→ What the task asks
Reproduce every entry exactly as shown.

→ Record set
----

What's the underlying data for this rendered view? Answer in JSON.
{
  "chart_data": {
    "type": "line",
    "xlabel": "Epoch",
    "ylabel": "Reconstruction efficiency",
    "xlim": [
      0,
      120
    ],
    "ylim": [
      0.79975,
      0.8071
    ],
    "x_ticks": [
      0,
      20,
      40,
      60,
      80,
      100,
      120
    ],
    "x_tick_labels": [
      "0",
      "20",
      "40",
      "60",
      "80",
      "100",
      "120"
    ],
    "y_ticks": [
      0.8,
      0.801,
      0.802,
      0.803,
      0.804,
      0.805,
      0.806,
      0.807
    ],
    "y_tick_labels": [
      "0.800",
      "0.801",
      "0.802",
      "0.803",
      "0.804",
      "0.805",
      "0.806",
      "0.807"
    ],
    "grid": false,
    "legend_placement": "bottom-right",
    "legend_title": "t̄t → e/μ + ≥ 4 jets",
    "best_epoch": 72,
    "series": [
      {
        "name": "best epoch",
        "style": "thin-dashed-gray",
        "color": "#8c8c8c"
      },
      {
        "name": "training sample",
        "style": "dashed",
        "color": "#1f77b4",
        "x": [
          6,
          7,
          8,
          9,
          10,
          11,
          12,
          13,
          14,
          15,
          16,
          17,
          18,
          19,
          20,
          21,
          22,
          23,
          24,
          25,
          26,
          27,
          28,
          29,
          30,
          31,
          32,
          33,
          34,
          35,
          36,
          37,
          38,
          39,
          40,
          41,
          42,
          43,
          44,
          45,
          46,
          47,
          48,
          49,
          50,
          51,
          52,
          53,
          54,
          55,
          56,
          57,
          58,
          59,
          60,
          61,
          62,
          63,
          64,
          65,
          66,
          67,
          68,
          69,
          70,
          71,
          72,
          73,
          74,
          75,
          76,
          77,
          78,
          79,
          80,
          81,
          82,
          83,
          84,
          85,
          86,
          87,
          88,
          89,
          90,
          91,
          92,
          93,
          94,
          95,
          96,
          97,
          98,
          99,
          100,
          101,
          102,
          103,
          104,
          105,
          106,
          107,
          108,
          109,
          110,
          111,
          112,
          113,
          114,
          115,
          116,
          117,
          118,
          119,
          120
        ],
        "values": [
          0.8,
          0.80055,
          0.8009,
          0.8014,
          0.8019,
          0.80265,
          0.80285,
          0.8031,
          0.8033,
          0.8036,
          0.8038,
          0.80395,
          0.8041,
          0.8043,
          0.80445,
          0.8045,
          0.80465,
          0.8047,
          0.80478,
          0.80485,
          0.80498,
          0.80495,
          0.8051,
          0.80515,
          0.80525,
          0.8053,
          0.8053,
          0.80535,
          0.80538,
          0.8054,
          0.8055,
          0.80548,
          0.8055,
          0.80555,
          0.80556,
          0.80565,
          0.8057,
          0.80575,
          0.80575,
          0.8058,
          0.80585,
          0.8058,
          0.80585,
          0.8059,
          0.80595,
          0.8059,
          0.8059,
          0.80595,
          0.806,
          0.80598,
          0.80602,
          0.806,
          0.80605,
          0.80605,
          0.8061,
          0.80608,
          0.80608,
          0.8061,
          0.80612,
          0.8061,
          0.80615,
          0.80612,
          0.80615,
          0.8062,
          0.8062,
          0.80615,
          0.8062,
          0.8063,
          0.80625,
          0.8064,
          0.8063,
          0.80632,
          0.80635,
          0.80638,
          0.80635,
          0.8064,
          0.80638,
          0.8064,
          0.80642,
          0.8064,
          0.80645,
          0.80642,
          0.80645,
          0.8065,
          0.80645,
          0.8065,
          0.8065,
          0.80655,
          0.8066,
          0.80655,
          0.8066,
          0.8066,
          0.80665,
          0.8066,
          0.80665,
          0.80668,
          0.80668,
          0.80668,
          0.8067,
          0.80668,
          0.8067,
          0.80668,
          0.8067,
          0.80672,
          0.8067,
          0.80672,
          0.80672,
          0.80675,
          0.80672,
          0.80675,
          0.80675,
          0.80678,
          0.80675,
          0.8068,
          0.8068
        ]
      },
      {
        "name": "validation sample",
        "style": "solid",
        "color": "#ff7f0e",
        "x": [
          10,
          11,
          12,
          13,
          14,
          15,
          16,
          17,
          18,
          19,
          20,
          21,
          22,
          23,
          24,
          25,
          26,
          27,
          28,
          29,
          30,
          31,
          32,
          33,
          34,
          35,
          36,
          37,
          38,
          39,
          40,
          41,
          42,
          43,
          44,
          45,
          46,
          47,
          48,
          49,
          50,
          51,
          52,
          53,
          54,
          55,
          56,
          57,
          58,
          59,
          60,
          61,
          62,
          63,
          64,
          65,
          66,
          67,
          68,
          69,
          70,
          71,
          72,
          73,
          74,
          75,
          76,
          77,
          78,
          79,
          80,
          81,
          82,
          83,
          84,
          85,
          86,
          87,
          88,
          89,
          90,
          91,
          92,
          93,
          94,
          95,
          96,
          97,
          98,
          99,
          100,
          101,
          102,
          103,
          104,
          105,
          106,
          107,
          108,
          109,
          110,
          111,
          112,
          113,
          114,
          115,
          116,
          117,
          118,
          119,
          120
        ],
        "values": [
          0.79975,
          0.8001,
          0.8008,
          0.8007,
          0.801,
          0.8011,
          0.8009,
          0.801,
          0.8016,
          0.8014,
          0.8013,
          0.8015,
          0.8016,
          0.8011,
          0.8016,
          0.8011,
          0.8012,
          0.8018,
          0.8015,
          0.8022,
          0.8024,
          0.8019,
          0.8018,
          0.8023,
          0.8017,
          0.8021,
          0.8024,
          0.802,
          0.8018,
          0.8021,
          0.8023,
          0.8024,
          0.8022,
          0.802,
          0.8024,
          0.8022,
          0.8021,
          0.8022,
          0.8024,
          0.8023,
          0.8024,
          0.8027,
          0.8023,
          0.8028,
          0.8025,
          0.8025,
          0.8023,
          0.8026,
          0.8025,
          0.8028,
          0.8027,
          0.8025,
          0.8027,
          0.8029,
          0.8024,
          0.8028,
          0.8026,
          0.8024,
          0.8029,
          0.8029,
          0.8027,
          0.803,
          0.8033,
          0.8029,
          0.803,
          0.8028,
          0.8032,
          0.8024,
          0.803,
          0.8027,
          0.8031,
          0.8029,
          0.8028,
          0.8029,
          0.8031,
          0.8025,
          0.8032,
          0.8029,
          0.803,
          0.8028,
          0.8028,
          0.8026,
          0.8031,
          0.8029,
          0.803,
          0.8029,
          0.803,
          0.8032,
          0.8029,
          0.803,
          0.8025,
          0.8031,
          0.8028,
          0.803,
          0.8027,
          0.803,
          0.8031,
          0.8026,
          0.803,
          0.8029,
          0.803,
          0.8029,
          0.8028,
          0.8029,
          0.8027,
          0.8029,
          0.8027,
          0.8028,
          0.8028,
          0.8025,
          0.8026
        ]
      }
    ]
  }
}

----

→ Response
What's the underlying data for this rendered view? Answer in JSON.
{
  "chart_data": {
    "type": "line",
    "xlabel": "Epoch",
    "ylabel": "Reconstruction efficiency",
    "xlim": [
      0,
      120
    ],
    "ylim": [
      0.79975,
      0.8071
    ],
    "x_ticks": [
      0,
      20,
      40,
      60,
      80,
      100,
      120
    ],
    "x_tick_labels": [
      "0",
      "20",
      "40",
      "60",
      "80",
      "100",
      "120"
    ],
    "y_ticks": [
      0.8,
      0.801,
      0.802,
      0.803,
      0.804,
      0.805,
      0.806,
      0.807
    ],
    "y_tick_labels": [
      "0.800",
      "0.801",
      "0.802",
      "0.803",
      "0.804",
      "0.805",
      "0.806",
      "0.807"
    ],
    "grid": false,
    "legend_placement": "bottom-right",
    "legend_title": "t̄t → e/μ + ≥ 4 jets",
    "best_epoch": 72,
    "series": [
      {
        "name": "best epoch",
        "style": "thin-dashed-gray",
        "color": "#8c8c8c"
      },
      {
        "name": "training sample",
        "style": "dashed",
        "color": "#1f77b4",
        "x": [
          6,
          7,
          8,
          9,
          10,
          11,
          12,
          13,
          14,
          15,
          16,
          17,
          18,
          19,
          20,
          21,
          22,
          23,
          24,
          25,
          26,
          27,
          28,
          29,
          30,
          31,
          32,
          33,
          34,
          35,
          36,
          37,
          38,
          39,
          40,
          41,
          42,
          43,
          44,
          45,
          46,
          47,
          48,
          49,
          50,
          51,
          52,
          53,
          54,
          55,
          56,
          57,
          58,
          59,
          60,
          61,
          62,
          63,
          64,
          65,
          66,
          67,
          68,
          69,
          70,
          71,
          72,
          73,
          74,
          75,
          76,
          77,
          78,
          79,
          80,
          81,
          82,
          83,
          84,
          85,
          86,
          87,
          88,
          89,
          90,
          91,
          92,
          93,
          94,
          95,
          96,
          97,
          98,
          99,
          100,
          101,
          102,
          103,
          104,
          105,
          106,
          107,
          108,
          109,
          110,
          111,
          112,
          113,
          114,
          115,
          116,
          117,
          118,
          119,
          120
        ],
        "values": [
          0.8,
          0.80055,
          0.8009,
          0.8014,
          0.8019,
          0.80265,
          0.80285,
          0.8031,
          0.8033,
          0.8036,
          0.8038,
          0.80395,
          0.8041,
          0.8043,
          0.80445,
          0.8045,
          0.80465,
          0.8047,
          0.80478,
          0.80485,
          0.80498,
          0.80495,
          0.8051,
          0.80515,
          0.80525,
          0.8053,
          0.8053,
          0.80535,
          0.80538,
          0.8054,
          0.8055,
          0.80548,
          0.8055,
          0.80555,
          0.80556,
          0.80565,
          0.8057,
          0.80575,
          0.80575,
          0.8058,
          0.80585,
          0.8058,
          0.80585,
          0.8059,
          0.80595,
          0.8059,
          0.8059,
          0.80595,
          0.806,
          0.80598,
          0.80602,
          0.806,
          0.80605,
          0.80605,
          0.8061,
          0.80608,
          0.80608,
          0.8061,
          0.80612,
          0.8061,
          0.80615,
          0.80612,
          0.80615,
          0.8062,
          0.8062,
          0.80615,
          0.8062,
          0.8063,
          0.80625,
          0.8064,
          0.8063,
          0.80632,
          0.80635,
          0.80638,
          0.80635,
          0.8064,
          0.80638,
          0.8064,
          0.80642,
          0.8064,
          0.80645,
          0.80642,
          0.80645,
          0.8065,
          0.80645,
          0.8065,
          0.8065,
          0.80655,
          0.8066,
          0.80655,
          0.8066,
          0.8066,
          0.80665,
          0.8066,
          0.80665,
          0.80668,
          0.80668,
          0.80668,
          0.8067,
          0.80668,
          0.8067,
          0.80668,
          0.8067,
          0.80672,
          0.8067,
          0.80672,
          0.80672,
          0.80675,
          0.80672,
          0.80675,
          0.80675,
          0.80678,
          0.80675,
          0.8068,
          0.8068
        ]
      },
      {
        "name": "validation sample",
        "style": "solid",
        "color": "#ff7f0e",
        "x": [
          10,
          11,
          12,
          13,
          14,
          15,
          16,
          17,
          18,
          19,
          20,
          21,
          22,
          23,
          24,
          25,
          26,
          27,
          28,
          29,
          30,
          31,
          32,
          33,
          34,
          35,
          36,
          37,
          38,
          39,
          40,
          41,
          42,
          43,
          44,
          45,
          46,
          47,
          48,
          49,
          50,
          51,
          52,
          53,
          54,
          55,
          56,
          57,
          58,
          59,
          60,
          61,
          62,
          63,
          64,
          65,
          66,
          67,
          68,
          69,
          70,
          71,
          72,
          73,
          74,
          75,
          76,
          77,
          78,
          79,
          80,
          81,
          82,
          83,
          84,
          85,
          86,
          87,
          88,
          89,
          90,
          91,
          92,
          93,
          94,
          95,
          96,
          97,
          98,
          99,
          100,
          101,
          102,
          103,
          104,
          105,
          106,
          107,
          108,
          109,
          110,
          111,
          112,
          113,
          114,
          115,
          116,
          117,
          118,
          119,
          120
        ],
        "values": [
          0.79975,
          0.8001,
          0.8008,
          0.8007,
          0.801,
          0.8011,
          0.8009,
          0.801,
          0.8016,
          0.8014,
          0.8013,
          0.8015,
          0.8016,
          0.8011,
          0.8016,
          0.8011,
          0.8012,
          0.8018,
          0.8015,
          0.8022,
          0.8024,
          0.8019,
          0.8018,
          0.8023,
          0.8017,
          0.8021,
          0.8024,
          0.802,
          0.8018,
          0.8021,
          0.8023,
          0.8024,
          0.8022,
          0.802,
          0.8024,
          0.8022,
          0.8021,
          0.8022,
          0.8024,
          0.8023,
          0.8024,
          0.8027,
          0.8023,
          0.8028,
          0.8025,
          0.8025,
          0.8023,
          0.8026,
          0.8025,
          0.8028,
          0.8027,
          0.8025,
          0.8027,
          0.8029,
          0.8024,
          0.8028,
          0.8026,
          0.8024,
          0.8029,
          0.8029,
          0.8027,
          0.803,
          0.8033,
          0.8029,
          0.803,
          0.8028,
          0.8032,
          0.8024,
          0.803,
          0.8027,
          0.8031,
          0.8029,
          0.8028,
          0.8029,
          0.8031,
          0.8025,
          0.8032,
          0.8029,
          0.803,
          0.8028,
          0.8028,
          0.8026,
          0.8031,
          0.8029,
          0.803,
          0.8029,
          0.803,
          0.8032,
          0.8029,
          0.803,
          0.8025,
          0.8031,
          0.8028,
          0.803,
          0.8027,
          0.803,
          0.8031,
          0.8026,
          0.803,
          0.8029,
          0.803,
          0.8029,
          0.8028,
          0.8029,
          0.8027,
          0.8029,
          0.8027,
          0.8028,
          0.8028,
          0.8025,
          0.8026
        ]
      }
    ]
  }
}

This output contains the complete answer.